→ **Written exercise**:
Records follow. Copy every line with "soft".

[Saved entries]
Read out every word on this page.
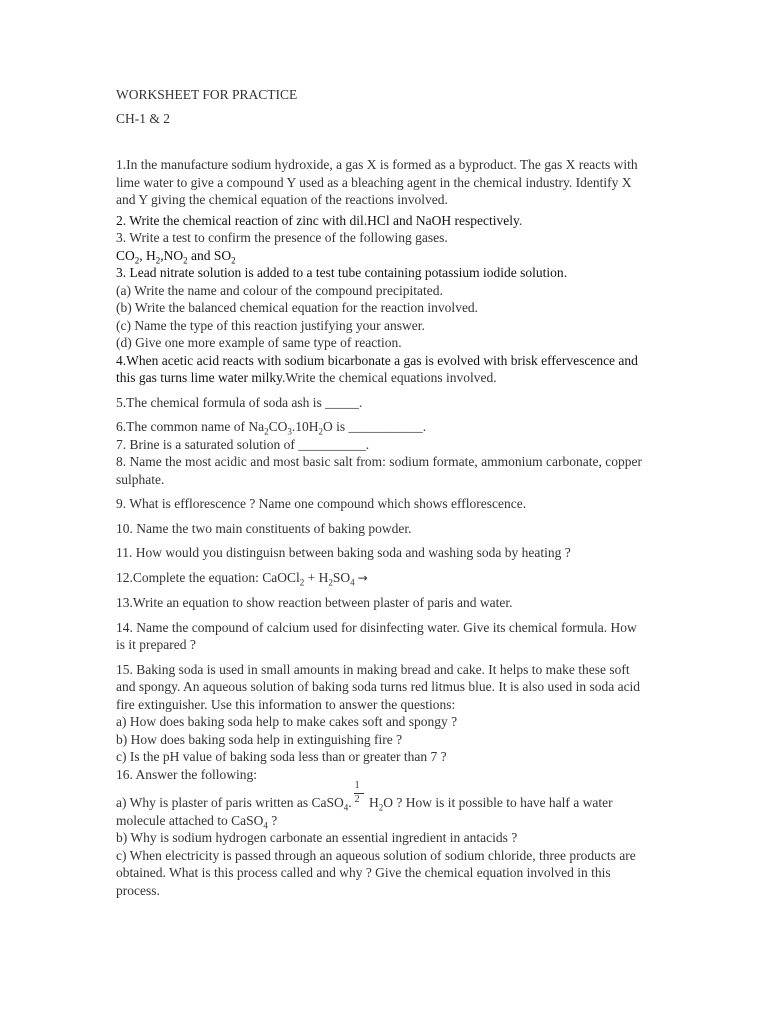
WORKSHEET FOR PRACTICE

CH-1 & 2

1.In the manufacture sodium hydroxide, a gas X is formed as a byproduct. The gas X reacts with lime water to give a compound Y used as a bleaching agent in the chemical industry. Identify X and Y giving the chemical equation of the reactions involved.

2. Write the chemical reaction of zinc with dil.HCl and NaOH respectively.

3. Write a test to confirm the presence of the following gases.

$CO_2$, $H_2,NO_2$ and $SO_2$

3. Lead nitrate solution is added to a test tube containing potassium iodide solution.

(a) Write the name and colour of the compound precipitated.

(b) Write the balanced chemical equation for the reaction involved.

(c) Name the type of this reaction justifying your answer.

(d) Give one more example of same type of reaction.

4.When acetic acid reacts with sodium bicarbonate a gas is evolved with brisk effervescence and this gas turns lime water milky.Write the chemical equations involved.

5.The chemical formula of soda ash is _____.

6.The common name of $Na_2CO_3.10H_2O$ is ___________.

7. Brine is a saturated solution of __________.

8. Name the most acidic and most basic salt from: sodium formate, ammonium carbonate, copper sulphate.

9. What is efflorescence ? Name one compound which shows efflorescence.

10. Name the two main constituents of baking powder.

11. How would you distinguisn between baking soda and washing soda by heating ?

12.Complete the equation: CaOCl$_2$ + $H_2SO_4$ →

13.Write an equation to show reaction between plaster of paris and water.

14. Name the compound of calcium used for disinfecting water. Give its chemical formula. How is it prepared ?

15. Baking soda is used in small amounts in making bread and cake. It helps to make these soft and spongy. An aqueous solution of baking soda turns red litmus blue. It is also used in soda acid fire extinguisher. Use this information to answer the questions:

a) How does baking soda help to make cakes soft and spongy ?

b) How does baking soda help in extinguishing fire ?

c) Is the pH value of baking soda less than or greater than 7 ?

16. Answer the following:

a) Why is plaster of paris written as CaSO$_4$. $\frac{1}{2} H_2O$ ? How is it possible to have half a water molecule attached to CaSO$_4$ ?

b) Why is sodium hydrogen carbonate an essential ingredient in antacids ?

c) When electricity is passed through an aqueous solution of sodium chloride, three products are obtained. What is this process called and why ? Give the chemical equation involved in this process.
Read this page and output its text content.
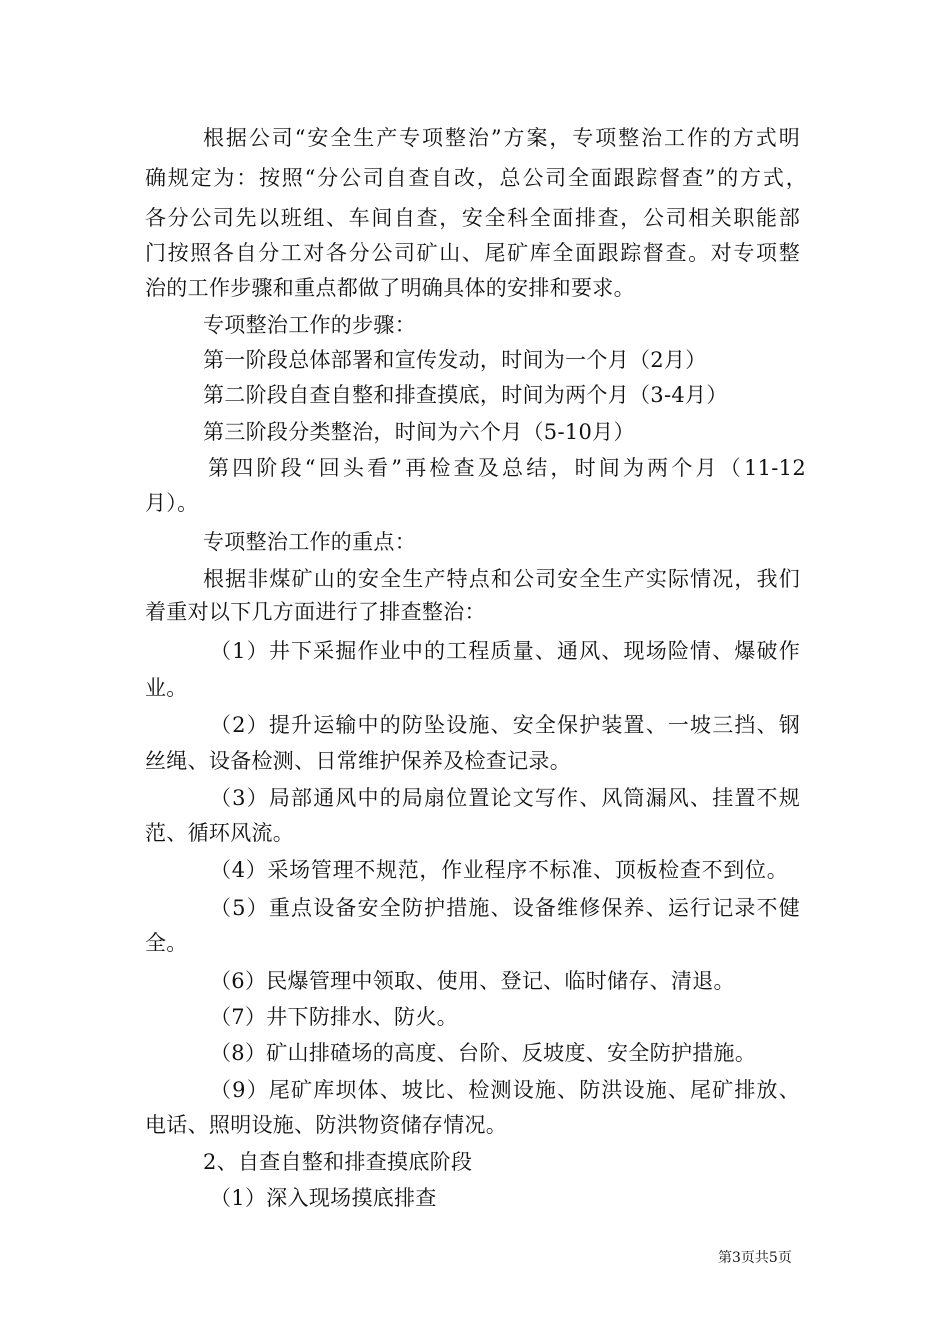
根据公司“安全生产专项整治”方案，专项整治工作的方式明
确规定为：按照“分公司自查自改，总公司全面跟踪督查”的方式，
各分公司先以班组、车间自查，安全科全面排查，公司相关职能部
门按照各自分工对各分公司矿山、尾矿库全面跟踪督查。对专项整
治的工作步骤和重点都做了明确具体的安排和要求。
专项整治工作的步骤：
第一阶段总体部署和宣传发动，时间为一个月（2月）
第二阶段自查自整和排查摸底，时间为两个月（3-4月）
第三阶段分类整治，时间为六个月（5-10月）
第四阶段“回头看”再检查及总结，时间为两个月（11-12
月）。
专项整治工作的重点：
根据非煤矿山的安全生产特点和公司安全生产实际情况，我们
着重对以下几方面进行了排查整治：
（1）井下采掘作业中的工程质量、通风、现场险情、爆破作
业。
（2）提升运输中的防坠设施、安全保护装置、一坡三挡、钢
丝绳、设备检测、日常维护保养及检查记录。
（3）局部通风中的局扇位置论文写作、风筒漏风、挂置不规
范、循环风流。
（4）采场管理不规范，作业程序不标准、顶板检查不到位。
（5）重点设备安全防护措施、设备维修保养、运行记录不健
全。
（6）民爆管理中领取、使用、登记、临时储存、清退。
（7）井下防排水、防火。
（8）矿山排碴场的高度、台阶、反坡度、安全防护措施。
（9）尾矿库坝体、坡比、检测设施、防洪设施、尾矿排放、
电话、照明设施、防洪物资储存情况。
2、自查自整和排查摸底阶段
（1）深入现场摸底排查
第3页共5页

→ **Result of this task**:
15. Baking soda is used in small amounts in making bread and cake. It helps to make these soft and spongy. An aqueous solution of baking soda turns red litmus blue. It is also used in soda acid fire extinguisher. Use this information to answer the questions:
a) How does baking soda help to make cakes soft and spongy ?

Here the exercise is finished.